→ **Task instructions**: Check each line of the listing, and copy it if it contains the word "Tasks".

(Entries from a dataset)
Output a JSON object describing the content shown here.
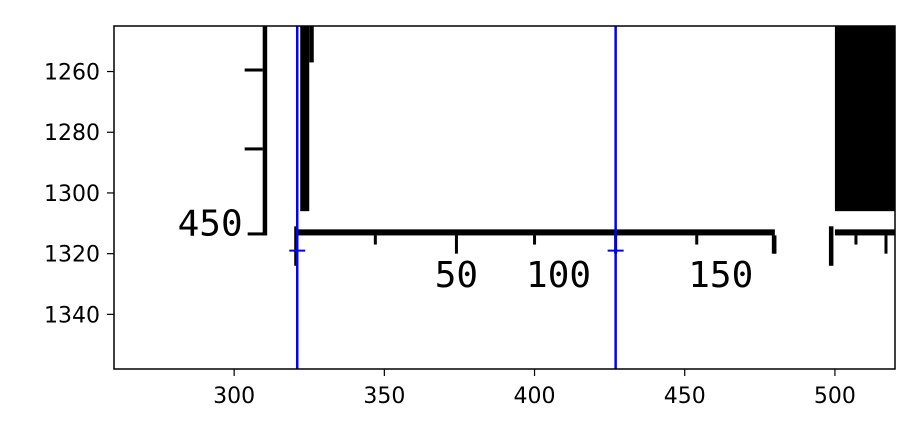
{
  "chart_data": {
    "type": "image",
    "title": "",
    "xlabel": "",
    "ylabel": "",
    "xlim": [
      260,
      520
    ],
    "ylim": [
      1358,
      1245
    ],
    "x_ticks": [
      300,
      350,
      400,
      450,
      500
    ],
    "y_ticks": [
      1260,
      1280,
      1300,
      1320,
      1340
    ],
    "grid": false,
    "colors": {
      "image_ink": "#000000",
      "marker": "#0000ff",
      "background": "#ffffff"
    },
    "vertical_lines": [
      321,
      427
    ],
    "markers": [
      {
        "x": 321,
        "y": 1319
      },
      {
        "x": 427,
        "y": 1319
      }
    ],
    "image_text": [
      {
        "text": "450",
        "x": 292,
        "y": 1314
      },
      {
        "text": "50",
        "x": 374,
        "y": 1331
      },
      {
        "text": "100",
        "x": 408,
        "y": 1331
      },
      {
        "text": "150",
        "x": 462,
        "y": 1331
      }
    ]
  }
}
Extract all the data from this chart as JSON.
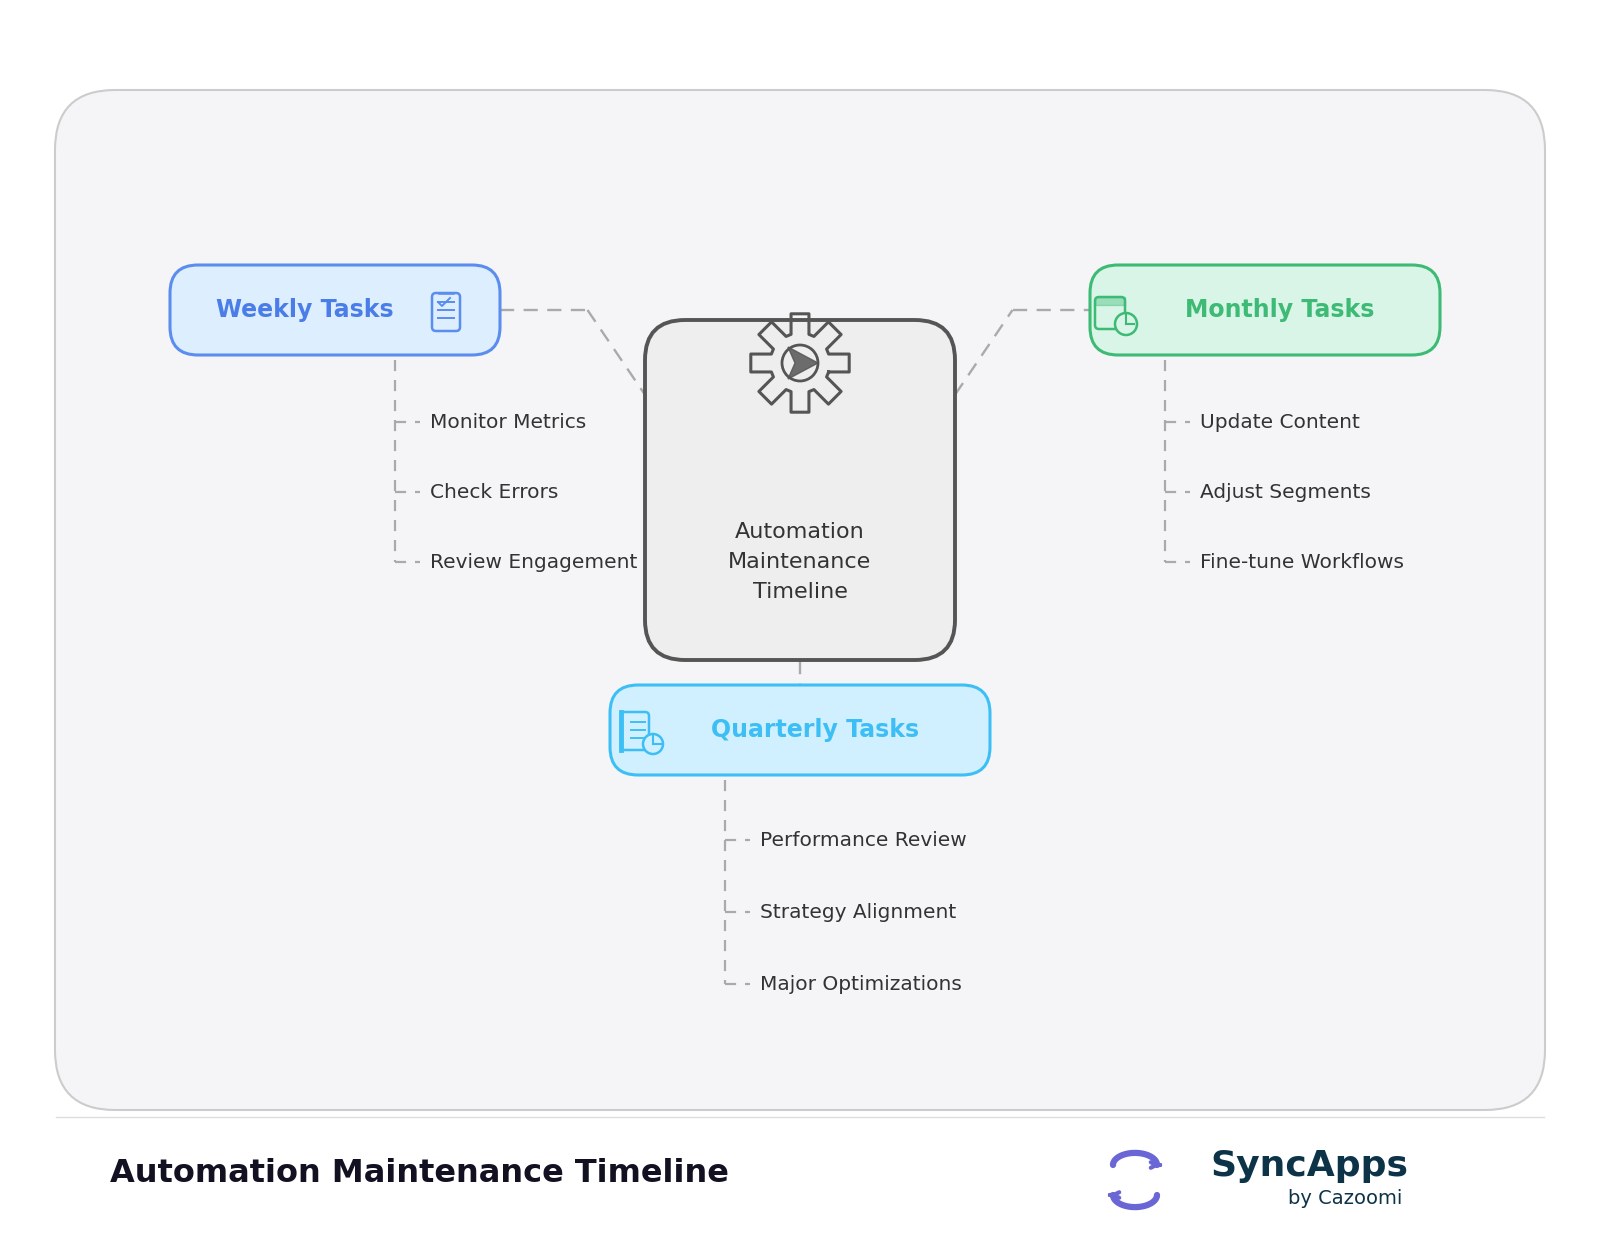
{
  "bg_color": "#ffffff",
  "card_bg": "#eeeeee",
  "card_border": "#555555",
  "weekly_bg": "#ddeeff",
  "weekly_border": "#5b8dee",
  "weekly_text": "#4a7de8",
  "monthly_bg": "#d8f5e8",
  "monthly_border": "#3dba74",
  "monthly_text": "#3dba74",
  "quarterly_bg": "#d0efff",
  "quarterly_border": "#3dbff5",
  "quarterly_text": "#3dbff5",
  "center_title": "Automation\nMaintenance\nTimeline",
  "center_text_color": "#333333",
  "weekly_label": "Weekly Tasks",
  "monthly_label": "Monthly Tasks",
  "quarterly_label": "Quarterly Tasks",
  "weekly_items": [
    "Monitor Metrics",
    "Check Errors",
    "Review Engagement"
  ],
  "monthly_items": [
    "Update Content",
    "Adjust Segments",
    "Fine-tune Workflows"
  ],
  "quarterly_items": [
    "Performance Review",
    "Strategy Alignment",
    "Major Optimizations"
  ],
  "footer_title": "Automation Maintenance Timeline",
  "footer_title_color": "#111122",
  "syncapps_main_color": "#0d3349",
  "syncapps_s_color": "#6b66d6",
  "dash_color": "#aaaaaa",
  "item_text_color": "#333333",
  "outer_bg": "#f5f5f8",
  "outer_border": "#cccccc"
}
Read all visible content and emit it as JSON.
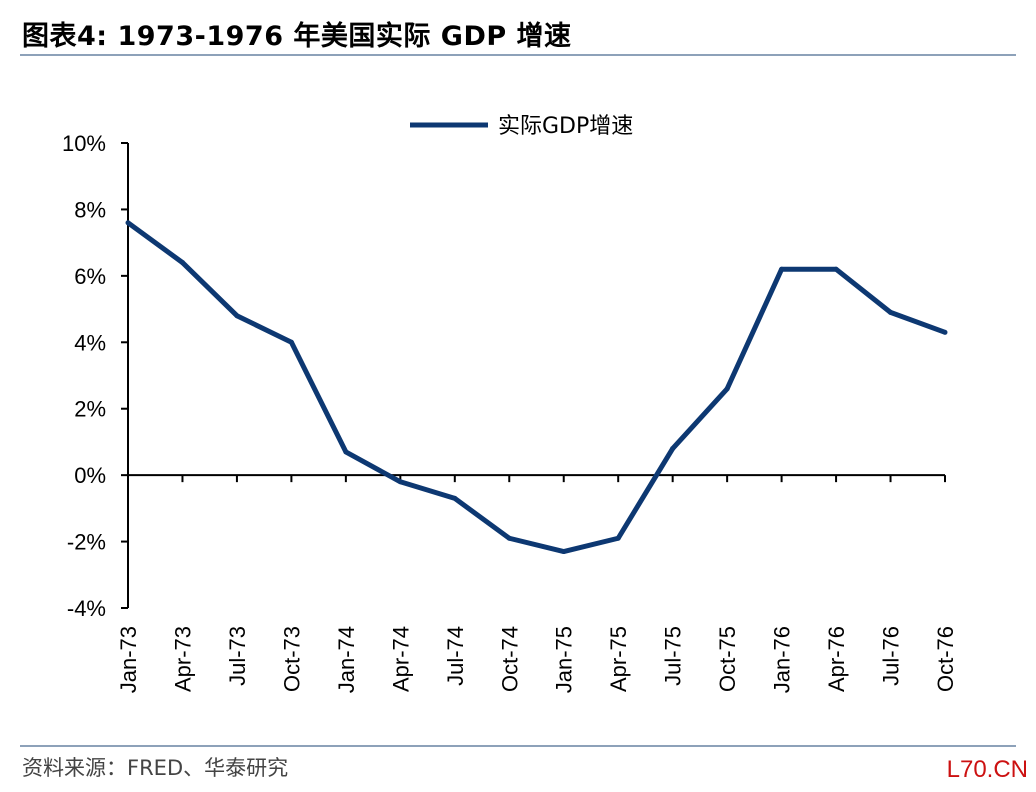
{
  "figure": {
    "title": "图表4:   1973-1976 年美国实际 GDP 增速",
    "source": "资料来源：FRED、华泰研究",
    "watermark": "L70.CN"
  },
  "colors": {
    "line": "#0d3872",
    "axis": "#000000",
    "rule": "#8da1b9",
    "watermark": "#cc1111"
  },
  "chart_data": {
    "type": "line",
    "title": "",
    "xlabel": "",
    "ylabel": "",
    "x": [
      "Jan-73",
      "Apr-73",
      "Jul-73",
      "Oct-73",
      "Jan-74",
      "Apr-74",
      "Jul-74",
      "Oct-74",
      "Jan-75",
      "Apr-75",
      "Jul-75",
      "Oct-75",
      "Jan-76",
      "Apr-76",
      "Jul-76",
      "Oct-76"
    ],
    "y_ticks": [
      "10%",
      "8%",
      "6%",
      "4%",
      "2%",
      "0%",
      "-2%",
      "-4%"
    ],
    "ylim": [
      -4,
      10
    ],
    "grid": false,
    "legend_position": "top-center",
    "series": [
      {
        "name": "实际GDP增速",
        "values": [
          7.6,
          6.4,
          4.8,
          4.0,
          0.7,
          -0.2,
          -0.7,
          -1.9,
          -2.3,
          -1.9,
          0.8,
          2.6,
          6.2,
          6.2,
          4.9,
          4.3
        ]
      }
    ]
  }
}
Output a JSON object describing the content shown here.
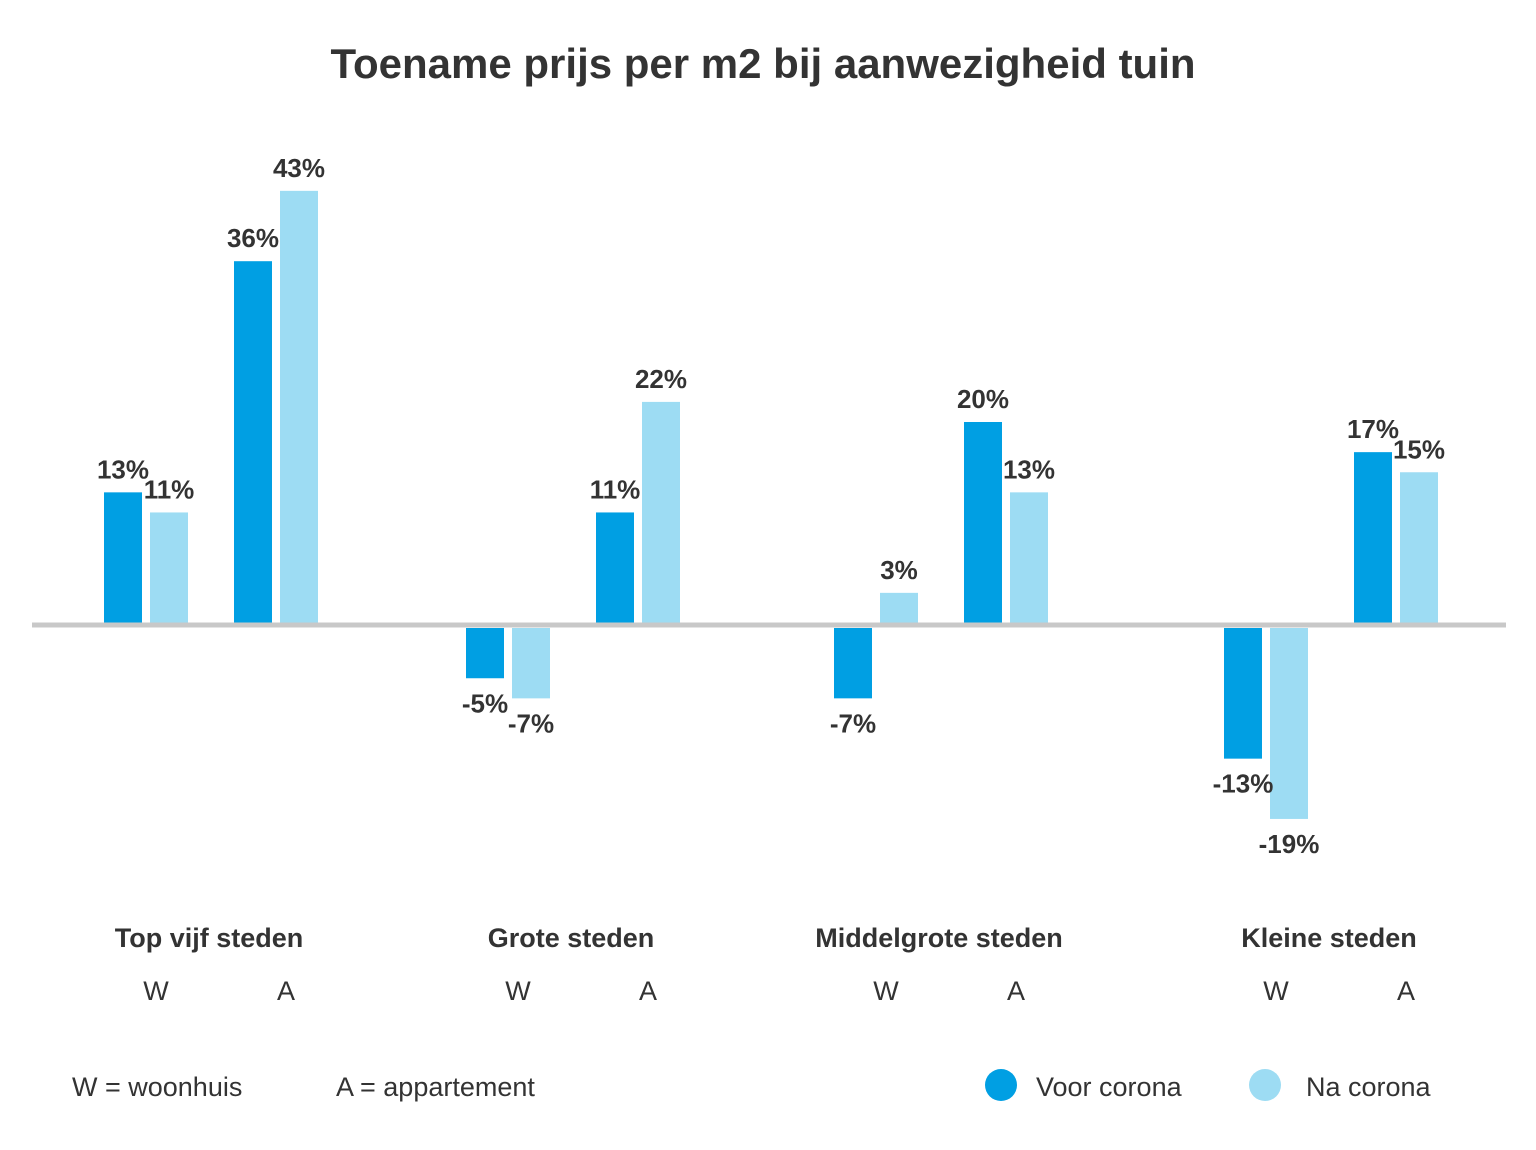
{
  "chart_data": {
    "type": "bar",
    "title": "Toename prijs per m2 bij aanwezigheid tuin",
    "groups": [
      {
        "name": "Top vijf steden",
        "categories": [
          "W",
          "A"
        ],
        "before": [
          13,
          36
        ],
        "after": [
          11,
          43
        ]
      },
      {
        "name": "Grote steden",
        "categories": [
          "W",
          "A"
        ],
        "before": [
          -5,
          11
        ],
        "after": [
          -7,
          22
        ]
      },
      {
        "name": "Middelgrote steden",
        "categories": [
          "W",
          "A"
        ],
        "before": [
          -7,
          20
        ],
        "after": [
          3,
          13
        ]
      },
      {
        "name": "Kleine steden",
        "categories": [
          "W",
          "A"
        ],
        "before": [
          -13,
          17
        ],
        "after": [
          -19,
          15
        ]
      }
    ],
    "series": [
      {
        "name": "Voor corona",
        "color": "#009FE3"
      },
      {
        "name": "Na corona",
        "color": "#9DDCF3"
      }
    ],
    "unit": "%",
    "notes": [
      "W = woonhuis",
      "A = appartement"
    ],
    "axis_color": "#C8C8C8"
  }
}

→ **Written response**:
  "weekly_label": "Weekly Tasks",
  "monthly_label": "Monthly Tasks",
  "quarterly_label": "Quarterly Tasks",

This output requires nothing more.